◆ **Task objective**: Please report every line from the material that contains the word "candlestick".

◆ **Data shown**:
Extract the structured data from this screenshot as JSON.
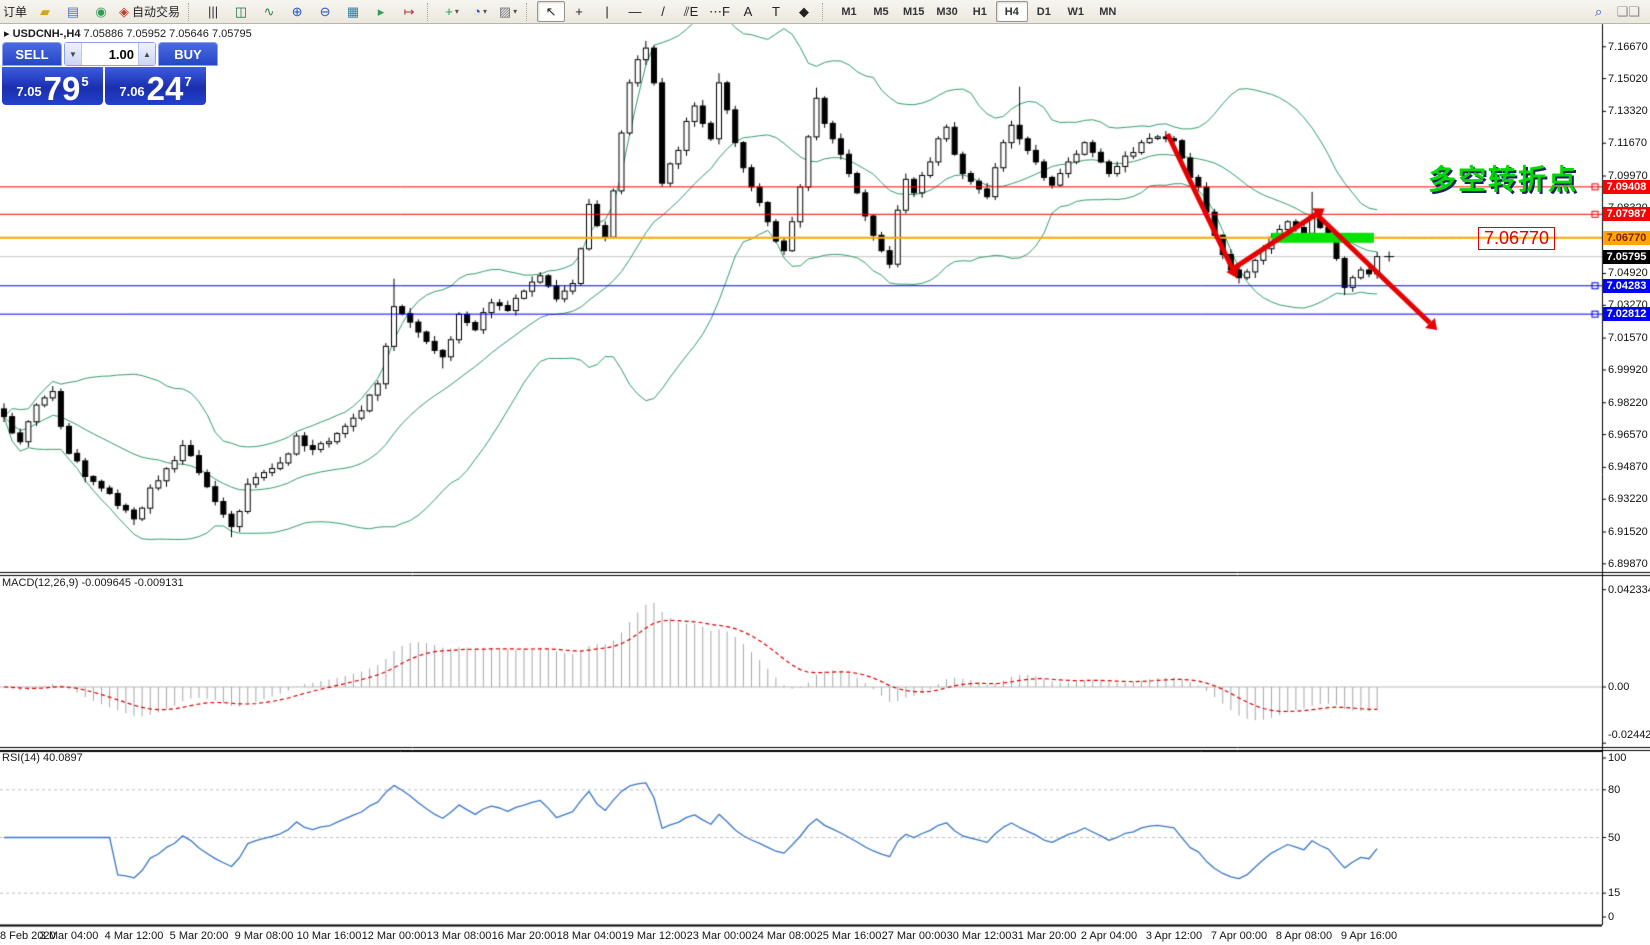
{
  "toolbar": {
    "new_order_label": "新订单",
    "autotrading_label": "自动交易",
    "left_icons": [
      {
        "name": "new-order-icon",
        "glyph": "▰",
        "color": "#d9a514"
      },
      {
        "name": "chart-window-icon",
        "glyph": "▤",
        "color": "#4a78c8"
      },
      {
        "name": "sonar-icon",
        "glyph": "◉",
        "color": "#2f9e55"
      }
    ],
    "chart_icons": [
      {
        "name": "bar-chart-icon",
        "glyph": "|||",
        "color": "#333333"
      },
      {
        "name": "candlestick-chart-icon",
        "glyph": "◫",
        "color": "#1f6e42"
      },
      {
        "name": "line-chart-icon",
        "glyph": "∿",
        "color": "#2f7e4f"
      },
      {
        "name": "zoom-in-icon",
        "glyph": "⊕",
        "color": "#2255cc"
      },
      {
        "name": "zoom-out-icon",
        "glyph": "⊖",
        "color": "#2255cc"
      },
      {
        "name": "tile-windows-icon",
        "glyph": "▦",
        "color": "#2f7ea0"
      },
      {
        "name": "auto-scroll-icon",
        "glyph": "▸",
        "color": "#2f9e55"
      },
      {
        "name": "chart-shift-icon",
        "glyph": "↦",
        "color": "#b03030"
      }
    ],
    "dropdown_icons": [
      {
        "name": "indicators-icon",
        "glyph": "+",
        "color": "#1f9e3f"
      },
      {
        "name": "periods-icon",
        "glyph": "◔",
        "color": "#2255cc"
      },
      {
        "name": "templates-icon",
        "glyph": "▨",
        "color": "#777777"
      }
    ],
    "tool_icons": [
      {
        "name": "cursor-icon",
        "glyph": "↖",
        "color": "#222222",
        "pressed": true
      },
      {
        "name": "crosshair-icon",
        "glyph": "+",
        "color": "#222222"
      },
      {
        "name": "vertical-line-icon",
        "glyph": "|",
        "color": "#222222"
      },
      {
        "name": "horizontal-line-icon",
        "glyph": "—",
        "color": "#222222"
      },
      {
        "name": "trendline-icon",
        "glyph": "/",
        "color": "#222222"
      },
      {
        "name": "equidistant-channel-icon",
        "glyph": "⫽E",
        "color": "#222222"
      },
      {
        "name": "fibonacci-icon",
        "glyph": "⋯F",
        "color": "#222222"
      },
      {
        "name": "text-icon",
        "glyph": "A",
        "color": "#222222"
      },
      {
        "name": "text-label-icon",
        "glyph": "T",
        "color": "#222222"
      },
      {
        "name": "arrows-icon",
        "glyph": "◆",
        "color": "#222222"
      }
    ],
    "right_icons": [
      {
        "name": "search-icon",
        "glyph": "⌕",
        "color": "#2255cc"
      },
      {
        "name": "chat-icon",
        "glyph": "❑❑",
        "color": "#8a8a8a"
      }
    ],
    "timeframes": [
      "M1",
      "M5",
      "M15",
      "M30",
      "H1",
      "H4",
      "D1",
      "W1",
      "MN"
    ],
    "active_timeframe": "H4"
  },
  "quote_panel": {
    "sell_label": "SELL",
    "buy_label": "BUY",
    "volume": "1.00",
    "sell_price_small": "7.05",
    "sell_price_big": "79",
    "sell_price_sup": "5",
    "buy_price_small": "7.06",
    "buy_price_big": "24",
    "buy_price_sup": "7"
  },
  "symbol_line": {
    "pointer": "▸",
    "title": "USDCNH-,H4",
    "ohlc": "7.05886 7.05952 7.05646 7.05795"
  },
  "macd_panel": {
    "label": "MACD(12,26,9)",
    "values": "-0.009645 -0.009131",
    "axis": [
      {
        "text": "0.042334",
        "v": 0.042334
      },
      {
        "text": "0.00",
        "v": 0
      },
      {
        "text": "-0.02442",
        "v": -0.02442
      }
    ]
  },
  "rsi_panel": {
    "label": "RSI(14)",
    "value": "40.0897",
    "axis": [
      {
        "text": "100",
        "v": 100
      },
      {
        "text": "80",
        "v": 80
      },
      {
        "text": "50",
        "v": 50
      },
      {
        "text": "15",
        "v": 15
      },
      {
        "text": "0",
        "v": 0
      }
    ],
    "gridlines": [
      80,
      50,
      15
    ]
  },
  "price_axis": {
    "max_price": 7.1785,
    "min_price": 6.895,
    "ticks": [
      "7.16670",
      "7.15020",
      "7.13320",
      "7.11670",
      "7.09970",
      "7.08320",
      "7.06620",
      "7.04920",
      "7.03270",
      "7.01570",
      "6.99920",
      "6.98220",
      "6.96570",
      "6.94870",
      "6.93220",
      "6.91520",
      "6.89870"
    ],
    "tags": [
      {
        "text": "7.09408",
        "price": 7.09408,
        "bg": "#ff0000",
        "fg": "#ffffff"
      },
      {
        "text": "7.07987",
        "price": 7.07987,
        "bg": "#ff0000",
        "fg": "#ffffff"
      },
      {
        "text": "7.06770",
        "price": 7.0677,
        "bg": "#ffa500",
        "fg": "#7b1f00"
      },
      {
        "text": "7.05795",
        "price": 7.05795,
        "bg": "#000000",
        "fg": "#ffffff"
      },
      {
        "text": "7.04283",
        "price": 7.04283,
        "bg": "#0000ff",
        "fg": "#ffffff"
      },
      {
        "text": "7.02812",
        "price": 7.02812,
        "bg": "#0000ff",
        "fg": "#ffffff"
      }
    ]
  },
  "time_axis": [
    "8 Feb 2020",
    "3 Mar 04:00",
    "4 Mar 12:00",
    "5 Mar 20:00",
    "9 Mar 08:00",
    "10 Mar 16:00",
    "12 Mar 00:00",
    "13 Mar 08:00",
    "16 Mar 20:00",
    "18 Mar 04:00",
    "19 Mar 12:00",
    "23 Mar 00:00",
    "24 Mar 08:00",
    "25 Mar 16:00",
    "27 Mar 00:00",
    "30 Mar 12:00",
    "31 Mar 20:00",
    "2 Apr 04:00",
    "3 Apr 12:00",
    "7 Apr 00:00",
    "8 Apr 08:00",
    "9 Apr 16:00"
  ],
  "annotations": {
    "turning_point_text": "多空转折点",
    "price_callout_text": "7.06770",
    "arrow_color": "#e60000",
    "arrow_points": [
      [
        143.2,
        7.1215
      ],
      [
        151.2,
        7.0515
      ],
      [
        161.5,
        7.08
      ],
      [
        175.5,
        7.0235
      ]
    ],
    "green_zone": {
      "bar1": 156,
      "bar2": 168.6,
      "price": 7.0677,
      "color": "#00e400"
    }
  },
  "chart_data": {
    "type": "candlestick",
    "symbol": "USDCNH-",
    "timeframe": "H4",
    "bars": 170,
    "last_close": 7.05795,
    "ohlc_current": {
      "open": 7.05886,
      "high": 7.05952,
      "low": 7.05646,
      "close": 7.05795
    },
    "close_anchors": [
      [
        0,
        6.975
      ],
      [
        2,
        6.962
      ],
      [
        4,
        6.981
      ],
      [
        6,
        6.988
      ],
      [
        7,
        6.97
      ],
      [
        8,
        6.956
      ],
      [
        10,
        6.944
      ],
      [
        12,
        6.938
      ],
      [
        14,
        6.929
      ],
      [
        16,
        6.922
      ],
      [
        18,
        6.938
      ],
      [
        20,
        6.948
      ],
      [
        22,
        6.96
      ],
      [
        24,
        6.946
      ],
      [
        26,
        6.931
      ],
      [
        28,
        6.918
      ],
      [
        30,
        6.94
      ],
      [
        32,
        6.946
      ],
      [
        34,
        6.951
      ],
      [
        36,
        6.965
      ],
      [
        38,
        6.958
      ],
      [
        40,
        6.962
      ],
      [
        42,
        6.97
      ],
      [
        44,
        6.978
      ],
      [
        46,
        6.992
      ],
      [
        48,
        7.032
      ],
      [
        50,
        7.024
      ],
      [
        52,
        7.014
      ],
      [
        54,
        7.006
      ],
      [
        56,
        7.028
      ],
      [
        58,
        7.02
      ],
      [
        60,
        7.034
      ],
      [
        62,
        7.03
      ],
      [
        64,
        7.04
      ],
      [
        66,
        7.048
      ],
      [
        68,
        7.036
      ],
      [
        70,
        7.044
      ],
      [
        71,
        7.062
      ],
      [
        72,
        7.085
      ],
      [
        73,
        7.074
      ],
      [
        74,
        7.068
      ],
      [
        75,
        7.092
      ],
      [
        76,
        7.122
      ],
      [
        77,
        7.148
      ],
      [
        78,
        7.16
      ],
      [
        79,
        7.166
      ],
      [
        80,
        7.148
      ],
      [
        81,
        7.096
      ],
      [
        82,
        7.106
      ],
      [
        83,
        7.113
      ],
      [
        84,
        7.128
      ],
      [
        85,
        7.136
      ],
      [
        86,
        7.127
      ],
      [
        87,
        7.119
      ],
      [
        88,
        7.148
      ],
      [
        89,
        7.134
      ],
      [
        90,
        7.117
      ],
      [
        91,
        7.104
      ],
      [
        92,
        7.094
      ],
      [
        93,
        7.086
      ],
      [
        94,
        7.076
      ],
      [
        95,
        7.066
      ],
      [
        96,
        7.061
      ],
      [
        97,
        7.076
      ],
      [
        98,
        7.094
      ],
      [
        99,
        7.12
      ],
      [
        100,
        7.14
      ],
      [
        101,
        7.127
      ],
      [
        102,
        7.119
      ],
      [
        103,
        7.111
      ],
      [
        104,
        7.101
      ],
      [
        105,
        7.091
      ],
      [
        106,
        7.079
      ],
      [
        107,
        7.069
      ],
      [
        108,
        7.061
      ],
      [
        109,
        7.054
      ],
      [
        110,
        7.082
      ],
      [
        111,
        7.098
      ],
      [
        112,
        7.091
      ],
      [
        113,
        7.1
      ],
      [
        114,
        7.107
      ],
      [
        115,
        7.119
      ],
      [
        116,
        7.125
      ],
      [
        117,
        7.111
      ],
      [
        118,
        7.101
      ],
      [
        119,
        7.097
      ],
      [
        120,
        7.093
      ],
      [
        121,
        7.089
      ],
      [
        122,
        7.104
      ],
      [
        123,
        7.117
      ],
      [
        124,
        7.126
      ],
      [
        125,
        7.119
      ],
      [
        126,
        7.113
      ],
      [
        127,
        7.107
      ],
      [
        128,
        7.099
      ],
      [
        129,
        7.095
      ],
      [
        130,
        7.101
      ],
      [
        131,
        7.107
      ],
      [
        132,
        7.111
      ],
      [
        133,
        7.117
      ],
      [
        134,
        7.112
      ],
      [
        135,
        7.107
      ],
      [
        136,
        7.101
      ],
      [
        138,
        7.11
      ],
      [
        140,
        7.117
      ],
      [
        142,
        7.12
      ],
      [
        144,
        7.118
      ],
      [
        145,
        7.109
      ],
      [
        146,
        7.099
      ],
      [
        147,
        7.094
      ],
      [
        148,
        7.081
      ],
      [
        149,
        7.069
      ],
      [
        150,
        7.059
      ],
      [
        151,
        7.051
      ],
      [
        152,
        7.047
      ],
      [
        153,
        7.05
      ],
      [
        154,
        7.056
      ],
      [
        155,
        7.062
      ],
      [
        156,
        7.068
      ],
      [
        157,
        7.072
      ],
      [
        158,
        7.076
      ],
      [
        159,
        7.073
      ],
      [
        160,
        7.07
      ],
      [
        161,
        7.078
      ],
      [
        162,
        7.073
      ],
      [
        163,
        7.069
      ],
      [
        164,
        7.057
      ],
      [
        165,
        7.042
      ],
      [
        166,
        7.047
      ],
      [
        167,
        7.051
      ],
      [
        168,
        7.049
      ],
      [
        169,
        7.05795
      ]
    ],
    "wick_overrides": [
      [
        79,
        "h",
        7.1697
      ],
      [
        125,
        "h",
        7.146
      ],
      [
        28,
        "l",
        6.9125
      ],
      [
        165,
        "l",
        7.038
      ],
      [
        161,
        "h",
        7.0915
      ],
      [
        48,
        "h",
        7.0465
      ],
      [
        100,
        "h",
        7.1455
      ],
      [
        88,
        "h",
        7.153
      ],
      [
        54,
        "l",
        7.0
      ]
    ],
    "indicators": [
      {
        "name": "Bollinger Bands",
        "period": 20,
        "deviation": 2,
        "color": "#33a06a"
      },
      {
        "name": "MACD",
        "fast": 12,
        "slow": 26,
        "signal": 9,
        "hist_color": "#a8a8a8",
        "signal_color": "#e00000",
        "current": [
          -0.009645,
          -0.009131
        ]
      },
      {
        "name": "RSI",
        "period": 14,
        "color": "#3b78c8",
        "current": 40.0897
      }
    ],
    "levels": [
      {
        "price": 7.09408,
        "color": "#ff0000",
        "width": 1
      },
      {
        "price": 7.07987,
        "color": "#ff0000",
        "width": 1
      },
      {
        "price": 7.0677,
        "color": "#ffa500",
        "width": 2
      },
      {
        "price": 7.04283,
        "color": "#0000ff",
        "width": 1
      },
      {
        "price": 7.02812,
        "color": "#0000ff",
        "width": 1
      }
    ],
    "bid_line": {
      "price": 7.05795,
      "color": "#c8c8c8"
    },
    "colors": {
      "bull_body": "#ffffff",
      "bear_body": "#000000",
      "outline": "#000000",
      "axis": "#000000",
      "grid_dash": "#c0c0c0"
    }
  }
}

◆ **Full solution**:
        "name": "candlestick-chart-icon",
    "type": "candlestick",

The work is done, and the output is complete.